**DESCRIPTION OF THE TASK**
Return all of the entries word for word, but omit the pictures they contain.

━━ STORED DATA

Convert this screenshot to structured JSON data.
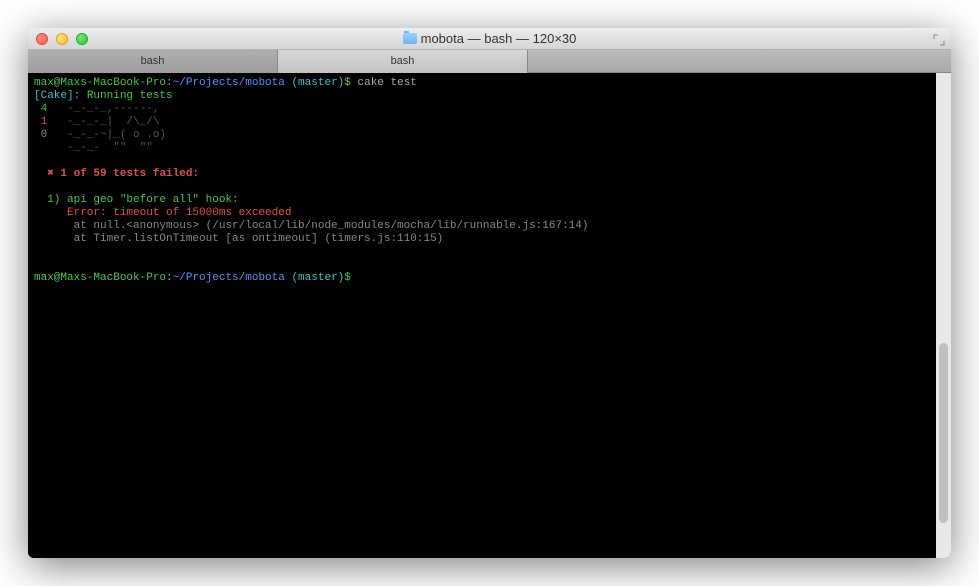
{
  "window": {
    "title": "mobota — bash — 120×30"
  },
  "tabs": [
    {
      "label": "bash",
      "active": false
    },
    {
      "label": "bash",
      "active": true
    }
  ],
  "prompt": {
    "userHost": "max@Maxs-MacBook-Pro",
    "sep1": ":",
    "path": "~/Projects/mobota",
    "branch": " (master)",
    "sigil": "$",
    "cmd": " cake test"
  },
  "out": {
    "cakeLabel": "[Cake]:",
    "cakeMsg": " Running tests",
    "nyan4": " 4  ",
    "nyan4art": " -_-_-_,------,",
    "nyan1": " 1  ",
    "nyan1art": " -_-_-_|  /\\_/\\",
    "nyan0": " 0  ",
    "nyan0art": " -_-_-~|_( o .o)",
    "nyanBlank": "    ",
    "nyanTail": " -_-_-  \"\"  \"\"",
    "failMark": "  ✖",
    "failMsg": " 1 of 59 tests failed:",
    "testTitle": "  1) api geo \"before all\" hook:",
    "errMsg": "     Error: timeout of 15000ms exceeded",
    "trace1": "      at null.<anonymous> (/usr/local/lib/node_modules/mocha/lib/runnable.js:167:14)",
    "trace2": "      at Timer.listOnTimeout [as ontimeout] (timers.js:110:15)"
  },
  "prompt2": {
    "userHost": "max@Maxs-MacBook-Pro",
    "sep1": ":",
    "path": "~/Projects/mobota",
    "branch": " (master)",
    "sigil": "$"
  }
}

━━━━

**OUTPUT FOR THIS EXERCISE**
Convert this screenshot to structured JSON data.
{
  "window": {
    "title": "mobota — bash — 120×30"
  },
  "tabs": [
    {
      "label": "bash",
      "active": false
    },
    {
      "label": "bash",
      "active": true
    }
  ],
  "prompt": {
    "userHost": "max@Maxs-MacBook-Pro",
    "sep1": ":",
    "path": "~/Projects/mobota",
    "branch": " (master)",
    "sigil": "$",
    "cmd": " cake test"
  },
  "out": {
    "cakeLabel": "[Cake]:",
    "cakeMsg": " Running tests",
    "nyan4": " 4  ",
    "nyan4art": " -_-_-_,------,",
    "nyan1": " 1  ",
    "nyan1art": " -_-_-_|  /\\_/\\",
    "nyan0": " 0  ",
    "nyan0art": " -_-_-~|_( o .o)",
    "nyanBlank": "    ",
    "nyanTail": " -_-_-  \"\"  \"\"",
    "failMark": "  ✖",
    "failMsg": " 1 of 59 tests failed:",
    "testTitle": "  1) api geo \"before all\" hook:",
    "errMsg": "     Error: timeout of 15000ms exceeded",
    "trace1": "      at null.<anonymous> (/usr/local/lib/node_modules/mocha/lib/runnable.js:167:14)",
    "trace2": "      at Timer.listOnTimeout [as ontimeout] (timers.js:110:15)"
  },
  "prompt2": {
    "userHost": "max@Maxs-MacBook-Pro",
    "sep1": ":",
    "path": "~/Projects/mobota",
    "branch": " (master)",
    "sigil": "$"
  }
}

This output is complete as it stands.